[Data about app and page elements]
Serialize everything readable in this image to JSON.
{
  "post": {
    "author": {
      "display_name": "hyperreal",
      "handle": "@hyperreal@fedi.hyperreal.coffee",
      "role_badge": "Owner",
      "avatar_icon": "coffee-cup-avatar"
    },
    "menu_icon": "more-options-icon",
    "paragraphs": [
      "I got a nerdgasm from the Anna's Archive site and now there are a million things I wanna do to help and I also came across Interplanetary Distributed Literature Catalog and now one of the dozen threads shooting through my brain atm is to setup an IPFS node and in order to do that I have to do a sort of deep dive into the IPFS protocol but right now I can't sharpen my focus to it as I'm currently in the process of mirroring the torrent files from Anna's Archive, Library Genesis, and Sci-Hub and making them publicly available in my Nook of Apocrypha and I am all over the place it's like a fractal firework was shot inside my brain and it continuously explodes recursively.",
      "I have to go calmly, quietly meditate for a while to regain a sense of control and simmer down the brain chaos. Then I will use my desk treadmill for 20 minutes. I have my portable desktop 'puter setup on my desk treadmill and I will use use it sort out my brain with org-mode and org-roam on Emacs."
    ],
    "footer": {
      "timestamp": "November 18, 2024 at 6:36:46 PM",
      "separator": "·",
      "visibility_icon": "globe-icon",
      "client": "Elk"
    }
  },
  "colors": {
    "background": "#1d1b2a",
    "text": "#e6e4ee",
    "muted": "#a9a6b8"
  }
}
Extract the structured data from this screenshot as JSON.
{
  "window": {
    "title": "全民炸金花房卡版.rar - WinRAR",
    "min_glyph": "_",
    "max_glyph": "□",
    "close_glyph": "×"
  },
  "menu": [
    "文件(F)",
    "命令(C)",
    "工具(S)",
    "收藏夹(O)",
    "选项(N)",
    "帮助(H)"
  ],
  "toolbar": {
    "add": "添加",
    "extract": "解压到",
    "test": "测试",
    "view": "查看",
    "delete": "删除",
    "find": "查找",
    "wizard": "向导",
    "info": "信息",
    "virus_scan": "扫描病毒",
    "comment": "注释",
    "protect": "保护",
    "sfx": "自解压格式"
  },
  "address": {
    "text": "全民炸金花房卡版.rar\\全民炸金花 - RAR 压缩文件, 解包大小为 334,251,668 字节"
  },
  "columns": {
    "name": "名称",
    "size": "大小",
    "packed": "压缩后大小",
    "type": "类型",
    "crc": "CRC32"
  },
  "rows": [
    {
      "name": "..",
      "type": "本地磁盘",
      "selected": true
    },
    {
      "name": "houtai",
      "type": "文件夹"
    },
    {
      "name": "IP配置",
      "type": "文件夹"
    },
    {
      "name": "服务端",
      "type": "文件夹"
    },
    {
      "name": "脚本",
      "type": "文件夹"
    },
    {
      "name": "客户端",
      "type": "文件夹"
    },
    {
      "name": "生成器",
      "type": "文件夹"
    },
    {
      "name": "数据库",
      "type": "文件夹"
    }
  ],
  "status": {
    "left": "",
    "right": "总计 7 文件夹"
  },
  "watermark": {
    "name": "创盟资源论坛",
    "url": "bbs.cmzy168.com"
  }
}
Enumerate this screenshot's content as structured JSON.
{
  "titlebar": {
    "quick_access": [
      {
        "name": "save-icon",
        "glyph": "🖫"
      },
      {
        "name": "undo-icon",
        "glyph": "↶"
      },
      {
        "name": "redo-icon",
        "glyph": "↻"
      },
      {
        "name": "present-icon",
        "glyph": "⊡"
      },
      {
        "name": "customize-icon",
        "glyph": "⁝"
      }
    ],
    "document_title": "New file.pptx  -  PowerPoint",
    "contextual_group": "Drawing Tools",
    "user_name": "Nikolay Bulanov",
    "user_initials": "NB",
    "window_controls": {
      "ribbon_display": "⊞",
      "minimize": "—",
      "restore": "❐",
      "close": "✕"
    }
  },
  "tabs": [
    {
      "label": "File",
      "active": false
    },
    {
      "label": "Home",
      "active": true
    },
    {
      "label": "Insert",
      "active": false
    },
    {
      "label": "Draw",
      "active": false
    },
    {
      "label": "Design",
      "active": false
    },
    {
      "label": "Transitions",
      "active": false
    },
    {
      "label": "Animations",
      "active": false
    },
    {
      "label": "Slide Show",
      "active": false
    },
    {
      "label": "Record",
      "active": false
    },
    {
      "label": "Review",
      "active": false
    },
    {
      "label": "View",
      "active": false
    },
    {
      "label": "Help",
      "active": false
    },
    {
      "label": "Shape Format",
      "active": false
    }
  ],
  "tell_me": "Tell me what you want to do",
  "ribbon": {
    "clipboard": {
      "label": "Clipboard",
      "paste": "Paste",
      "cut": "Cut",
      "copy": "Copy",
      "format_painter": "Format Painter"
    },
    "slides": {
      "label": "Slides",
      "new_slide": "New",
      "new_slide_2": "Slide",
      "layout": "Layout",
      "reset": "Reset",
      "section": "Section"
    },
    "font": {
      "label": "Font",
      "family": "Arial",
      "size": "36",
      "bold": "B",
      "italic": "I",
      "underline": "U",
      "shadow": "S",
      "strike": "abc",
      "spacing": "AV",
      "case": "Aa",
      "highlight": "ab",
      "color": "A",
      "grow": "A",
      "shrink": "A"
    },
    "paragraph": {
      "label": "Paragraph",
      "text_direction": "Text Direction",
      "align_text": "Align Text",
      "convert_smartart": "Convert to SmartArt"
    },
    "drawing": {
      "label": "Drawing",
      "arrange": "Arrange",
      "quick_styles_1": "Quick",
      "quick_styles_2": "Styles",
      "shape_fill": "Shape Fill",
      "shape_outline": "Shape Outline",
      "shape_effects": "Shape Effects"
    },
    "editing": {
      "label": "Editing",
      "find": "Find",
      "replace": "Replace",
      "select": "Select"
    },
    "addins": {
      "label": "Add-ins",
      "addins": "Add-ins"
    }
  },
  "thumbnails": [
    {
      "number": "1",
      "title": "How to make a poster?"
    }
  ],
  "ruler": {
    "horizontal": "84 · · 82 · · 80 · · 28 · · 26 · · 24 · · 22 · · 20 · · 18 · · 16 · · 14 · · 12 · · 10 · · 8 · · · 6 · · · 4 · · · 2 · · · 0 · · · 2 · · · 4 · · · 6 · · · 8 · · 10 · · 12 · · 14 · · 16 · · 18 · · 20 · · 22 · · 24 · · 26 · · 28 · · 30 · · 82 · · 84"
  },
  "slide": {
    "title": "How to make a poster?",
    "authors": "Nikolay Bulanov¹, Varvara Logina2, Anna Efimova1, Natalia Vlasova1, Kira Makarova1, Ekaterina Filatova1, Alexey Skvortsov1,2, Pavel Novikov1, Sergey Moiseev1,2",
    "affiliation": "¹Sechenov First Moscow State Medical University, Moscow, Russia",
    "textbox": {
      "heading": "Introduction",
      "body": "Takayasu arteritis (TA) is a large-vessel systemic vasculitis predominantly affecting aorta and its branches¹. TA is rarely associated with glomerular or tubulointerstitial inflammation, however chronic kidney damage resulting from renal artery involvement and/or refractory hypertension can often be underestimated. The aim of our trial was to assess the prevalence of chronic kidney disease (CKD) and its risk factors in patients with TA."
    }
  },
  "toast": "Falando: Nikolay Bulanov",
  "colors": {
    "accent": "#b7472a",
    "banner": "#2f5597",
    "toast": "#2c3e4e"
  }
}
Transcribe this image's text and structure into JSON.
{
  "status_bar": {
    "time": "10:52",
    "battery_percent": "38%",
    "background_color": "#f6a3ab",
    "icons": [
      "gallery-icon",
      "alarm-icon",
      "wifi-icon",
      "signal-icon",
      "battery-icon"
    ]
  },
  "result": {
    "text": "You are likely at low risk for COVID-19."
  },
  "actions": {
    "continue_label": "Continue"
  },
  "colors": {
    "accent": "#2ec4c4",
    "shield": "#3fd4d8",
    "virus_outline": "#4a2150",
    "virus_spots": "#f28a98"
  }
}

• WHAT THE TASK ASKS: Output the records in full. Keep every character as it is.

• RESPONSE TO THE TASK:
Serialize everything readable in this image to JSON.
{
  "post": {
    "author": {
      "display_name": "hyperreal",
      "handle": "@hyperreal@fedi.hyperreal.coffee",
      "role_badge": "Owner",
      "avatar_icon": "coffee-cup-avatar"
    },
    "menu_icon": "more-options-icon",
    "paragraphs": [
      "I got a nerdgasm from the Anna's Archive site and now there are a million things I wanna do to help and I also came across Interplanetary Distributed Literature Catalog and now one of the dozen threads shooting through my brain atm is to setup an IPFS node and in order to do that I have to do a sort of deep dive into the IPFS protocol but right now I can't sharpen my focus to it as I'm currently in the process of mirroring the torrent files from Anna's Archive, Library Genesis, and Sci-Hub and making them publicly available in my Nook of Apocrypha and I am all over the place it's like a fractal firework was shot inside my brain and it continuously explodes recursively.",
      "I have to go calmly, quietly meditate for a while to regain a sense of control and simmer down the brain chaos. Then I will use my desk treadmill for 20 minutes. I have my portable desktop 'puter setup on my desk treadmill and I will use use it sort out my brain with org-mode and org-roam on Emacs."
    ],
    "footer": {
      "timestamp": "November 18, 2024 at 6:36:46 PM",
      "separator": "·",
      "visibility_icon": "globe-icon",
      "client": "Elk"
    }
  },
  "colors": {
    "background": "#1d1b2a",
    "text": "#e6e4ee",
    "muted": "#a9a6b8"
  }
}
Extract the structured data from this screenshot as JSON.
{
  "window": {
    "title": "全民炸金花房卡版.rar - WinRAR",
    "min_glyph": "_",
    "max_glyph": "□",
    "close_glyph": "×"
  },
  "menu": [
    "文件(F)",
    "命令(C)",
    "工具(S)",
    "收藏夹(O)",
    "选项(N)",
    "帮助(H)"
  ],
  "toolbar": {
    "add": "添加",
    "extract": "解压到",
    "test": "测试",
    "view": "查看",
    "delete": "删除",
    "find": "查找",
    "wizard": "向导",
    "info": "信息",
    "virus_scan": "扫描病毒",
    "comment": "注释",
    "protect": "保护",
    "sfx": "自解压格式"
  },
  "address": {
    "text": "全民炸金花房卡版.rar\\全民炸金花 - RAR 压缩文件, 解包大小为 334,251,668 字节"
  },
  "columns": {
    "name": "名称",
    "size": "大小",
    "packed": "压缩后大小",
    "type": "类型",
    "crc": "CRC32"
  },
  "rows": [
    {
      "name": "..",
      "type": "本地磁盘",
      "selected": true
    },
    {
      "name": "houtai",
      "type": "文件夹"
    },
    {
      "name": "IP配置",
      "type": "文件夹"
    },
    {
      "name": "服务端",
      "type": "文件夹"
    },
    {
      "name": "脚本",
      "type": "文件夹"
    },
    {
      "name": "客户端",
      "type": "文件夹"
    },
    {
      "name": "生成器",
      "type": "文件夹"
    },
    {
      "name": "数据库",
      "type": "文件夹"
    }
  ],
  "status": {
    "left": "",
    "right": "总计 7 文件夹"
  },
  "watermark": {
    "name": "创盟资源论坛",
    "url": "bbs.cmzy168.com"
  }
}
Enumerate this screenshot's content as structured JSON.
{
  "titlebar": {
    "quick_access": [
      {
        "name": "save-icon",
        "glyph": "🖫"
      },
      {
        "name": "undo-icon",
        "glyph": "↶"
      },
      {
        "name": "redo-icon",
        "glyph": "↻"
      },
      {
        "name": "present-icon",
        "glyph": "⊡"
      },
      {
        "name": "customize-icon",
        "glyph": "⁝"
      }
    ],
    "document_title": "New file.pptx  -  PowerPoint",
    "contextual_group": "Drawing Tools",
    "user_name": "Nikolay Bulanov",
    "user_initials": "NB",
    "window_controls": {
      "ribbon_display": "⊞",
      "minimize": "—",
      "restore": "❐",
      "close": "✕"
    }
  },
  "tabs": [
    {
      "label": "File",
      "active": false
    },
    {
      "label": "Home",
      "active": true
    },
    {
      "label": "Insert",
      "active": false
    },
    {
      "label": "Draw",
      "active": false
    },
    {
      "label": "Design",
      "active": false
    },
    {
      "label": "Transitions",
      "active": false
    },
    {
      "label": "Animations",
      "active": false
    },
    {
      "label": "Slide Show",
      "active": false
    },
    {
      "label": "Record",
      "active": false
    },
    {
      "label": "Review",
      "active": false
    },
    {
      "label": "View",
      "active": false
    },
    {
      "label": "Help",
      "active": false
    },
    {
      "label": "Shape Format",
      "active": false
    }
  ],
  "tell_me": "Tell me what you want to do",
  "ribbon": {
    "clipboard": {
      "label": "Clipboard",
      "paste": "Paste",
      "cut": "Cut",
      "copy": "Copy",
      "format_painter": "Format Painter"
    },
    "slides": {
      "label": "Slides",
      "new_slide": "New",
      "new_slide_2": "Slide",
      "layout": "Layout",
      "reset": "Reset",
      "section": "Section"
    },
    "font": {
      "label": "Font",
      "family": "Arial",
      "size": "36",
      "bold": "B",
      "italic": "I",
      "underline": "U",
      "shadow": "S",
      "strike": "abc",
      "spacing": "AV",
      "case": "Aa",
      "highlight": "ab",
      "color": "A",
      "grow": "A",
      "shrink": "A"
    },
    "paragraph": {
      "label": "Paragraph",
      "text_direction": "Text Direction",
      "align_text": "Align Text",
      "convert_smartart": "Convert to SmartArt"
    },
    "drawing": {
      "label": "Drawing",
      "arrange": "Arrange",
      "quick_styles_1": "Quick",
      "quick_styles_2": "Styles",
      "shape_fill": "Shape Fill",
      "shape_outline": "Shape Outline",
      "shape_effects": "Shape Effects"
    },
    "editing": {
      "label": "Editing",
      "find": "Find",
      "replace": "Replace",
      "select": "Select"
    },
    "addins": {
      "label": "Add-ins",
      "addins": "Add-ins"
    }
  },
  "thumbnails": [
    {
      "number": "1",
      "title": "How to make a poster?"
    }
  ],
  "ruler": {
    "horizontal": "84 · · 82 · · 80 · · 28 · · 26 · · 24 · · 22 · · 20 · · 18 · · 16 · · 14 · · 12 · · 10 · · 8 · · · 6 · · · 4 · · · 2 · · · 0 · · · 2 · · · 4 · · · 6 · · · 8 · · 10 · · 12 · · 14 · · 16 · · 18 · · 20 · · 22 · · 24 · · 26 · · 28 · · 30 · · 82 · · 84"
  },
  "slide": {
    "title": "How to make a poster?",
    "authors": "Nikolay Bulanov¹, Varvara Logina2, Anna Efimova1, Natalia Vlasova1, Kira Makarova1, Ekaterina Filatova1, Alexey Skvortsov1,2, Pavel Novikov1, Sergey Moiseev1,2",
    "affiliation": "¹Sechenov First Moscow State Medical University, Moscow, Russia",
    "textbox": {
      "heading": "Introduction",
      "body": "Takayasu arteritis (TA) is a large-vessel systemic vasculitis predominantly affecting aorta and its branches¹. TA is rarely associated with glomerular or tubulointerstitial inflammation, however chronic kidney damage resulting from renal artery involvement and/or refractory hypertension can often be underestimated. The aim of our trial was to assess the prevalence of chronic kidney disease (CKD) and its risk factors in patients with TA."
    }
  },
  "toast": "Falando: Nikolay Bulanov",
  "colors": {
    "accent": "#b7472a",
    "banner": "#2f5597",
    "toast": "#2c3e4e"
  }
}
Transcribe this image's text and structure into JSON.
{
  "status_bar": {
    "time": "10:52",
    "battery_percent": "38%",
    "background_color": "#f6a3ab",
    "icons": [
      "gallery-icon",
      "alarm-icon",
      "wifi-icon",
      "signal-icon",
      "battery-icon"
    ]
  },
  "result": {
    "text": "You are likely at low risk for COVID-19."
  },
  "actions": {
    "continue_label": "Continue"
  },
  "colors": {
    "accent": "#2ec4c4",
    "shield": "#3fd4d8",
    "virus_outline": "#4a2150",
    "virus_spots": "#f28a98"
  }
}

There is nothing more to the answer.